(Entries with figure data)
* start *

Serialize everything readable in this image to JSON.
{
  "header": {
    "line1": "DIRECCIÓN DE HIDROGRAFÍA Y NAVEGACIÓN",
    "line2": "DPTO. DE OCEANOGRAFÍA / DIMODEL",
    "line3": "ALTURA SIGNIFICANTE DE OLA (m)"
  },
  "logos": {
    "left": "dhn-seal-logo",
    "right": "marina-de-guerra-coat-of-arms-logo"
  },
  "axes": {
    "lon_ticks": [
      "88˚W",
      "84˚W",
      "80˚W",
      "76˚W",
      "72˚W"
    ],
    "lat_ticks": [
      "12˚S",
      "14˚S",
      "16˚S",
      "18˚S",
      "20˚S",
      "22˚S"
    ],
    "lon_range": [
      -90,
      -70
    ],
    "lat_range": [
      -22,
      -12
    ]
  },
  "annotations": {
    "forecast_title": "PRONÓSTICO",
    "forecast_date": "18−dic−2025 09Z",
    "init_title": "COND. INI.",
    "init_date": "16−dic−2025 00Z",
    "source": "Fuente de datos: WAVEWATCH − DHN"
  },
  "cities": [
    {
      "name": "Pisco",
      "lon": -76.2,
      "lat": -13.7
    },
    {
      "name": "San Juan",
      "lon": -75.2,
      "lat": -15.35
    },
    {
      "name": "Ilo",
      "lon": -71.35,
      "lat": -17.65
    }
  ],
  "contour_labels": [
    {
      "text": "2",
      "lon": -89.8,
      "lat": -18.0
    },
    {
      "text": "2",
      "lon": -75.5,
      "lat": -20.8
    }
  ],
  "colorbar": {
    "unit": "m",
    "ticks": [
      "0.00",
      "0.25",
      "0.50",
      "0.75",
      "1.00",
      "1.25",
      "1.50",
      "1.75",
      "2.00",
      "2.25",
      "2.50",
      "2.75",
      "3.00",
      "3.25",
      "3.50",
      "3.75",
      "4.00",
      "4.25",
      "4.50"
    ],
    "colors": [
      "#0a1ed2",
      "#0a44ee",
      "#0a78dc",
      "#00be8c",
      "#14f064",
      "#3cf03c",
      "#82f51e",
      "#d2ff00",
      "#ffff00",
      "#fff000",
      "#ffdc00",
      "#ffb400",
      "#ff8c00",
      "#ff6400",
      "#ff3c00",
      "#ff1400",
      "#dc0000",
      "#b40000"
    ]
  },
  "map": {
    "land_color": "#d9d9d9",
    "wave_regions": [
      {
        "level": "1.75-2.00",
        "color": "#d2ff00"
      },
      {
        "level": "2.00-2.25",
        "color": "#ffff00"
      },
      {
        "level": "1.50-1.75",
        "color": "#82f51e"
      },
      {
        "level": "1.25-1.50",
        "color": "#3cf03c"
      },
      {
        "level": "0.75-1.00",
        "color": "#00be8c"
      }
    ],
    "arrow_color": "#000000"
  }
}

* end *

Task requirements:
Reproduce every line above without error.

Right answer:
Serialize everything readable in this image to JSON.
{
  "header": {
    "line1": "DIRECCIÓN DE HIDROGRAFÍA Y NAVEGACIÓN",
    "line2": "DPTO. DE OCEANOGRAFÍA / DIMODEL",
    "line3": "ALTURA SIGNIFICANTE DE OLA (m)"
  },
  "logos": {
    "left": "dhn-seal-logo",
    "right": "marina-de-guerra-coat-of-arms-logo"
  },
  "axes": {
    "lon_ticks": [
      "88˚W",
      "84˚W",
      "80˚W",
      "76˚W",
      "72˚W"
    ],
    "lat_ticks": [
      "12˚S",
      "14˚S",
      "16˚S",
      "18˚S",
      "20˚S",
      "22˚S"
    ],
    "lon_range": [
      -90,
      -70
    ],
    "lat_range": [
      -22,
      -12
    ]
  },
  "annotations": {
    "forecast_title": "PRONÓSTICO",
    "forecast_date": "18−dic−2025 09Z",
    "init_title": "COND. INI.",
    "init_date": "16−dic−2025 00Z",
    "source": "Fuente de datos: WAVEWATCH − DHN"
  },
  "cities": [
    {
      "name": "Pisco",
      "lon": -76.2,
      "lat": -13.7
    },
    {
      "name": "San Juan",
      "lon": -75.2,
      "lat": -15.35
    },
    {
      "name": "Ilo",
      "lon": -71.35,
      "lat": -17.65
    }
  ],
  "contour_labels": [
    {
      "text": "2",
      "lon": -89.8,
      "lat": -18.0
    },
    {
      "text": "2",
      "lon": -75.5,
      "lat": -20.8
    }
  ],
  "colorbar": {
    "unit": "m",
    "ticks": [
      "0.00",
      "0.25",
      "0.50",
      "0.75",
      "1.00",
      "1.25",
      "1.50",
      "1.75",
      "2.00",
      "2.25",
      "2.50",
      "2.75",
      "3.00",
      "3.25",
      "3.50",
      "3.75",
      "4.00",
      "4.25",
      "4.50"
    ],
    "colors": [
      "#0a1ed2",
      "#0a44ee",
      "#0a78dc",
      "#00be8c",
      "#14f064",
      "#3cf03c",
      "#82f51e",
      "#d2ff00",
      "#ffff00",
      "#fff000",
      "#ffdc00",
      "#ffb400",
      "#ff8c00",
      "#ff6400",
      "#ff3c00",
      "#ff1400",
      "#dc0000",
      "#b40000"
    ]
  },
  "map": {
    "land_color": "#d9d9d9",
    "wave_regions": [
      {
        "level": "1.75-2.00",
        "color": "#d2ff00"
      },
      {
        "level": "2.00-2.25",
        "color": "#ffff00"
      },
      {
        "level": "1.50-1.75",
        "color": "#82f51e"
      },
      {
        "level": "1.25-1.50",
        "color": "#3cf03c"
      },
      {
        "level": "0.75-1.00",
        "color": "#00be8c"
      }
    ],
    "arrow_color": "#000000"
  }
}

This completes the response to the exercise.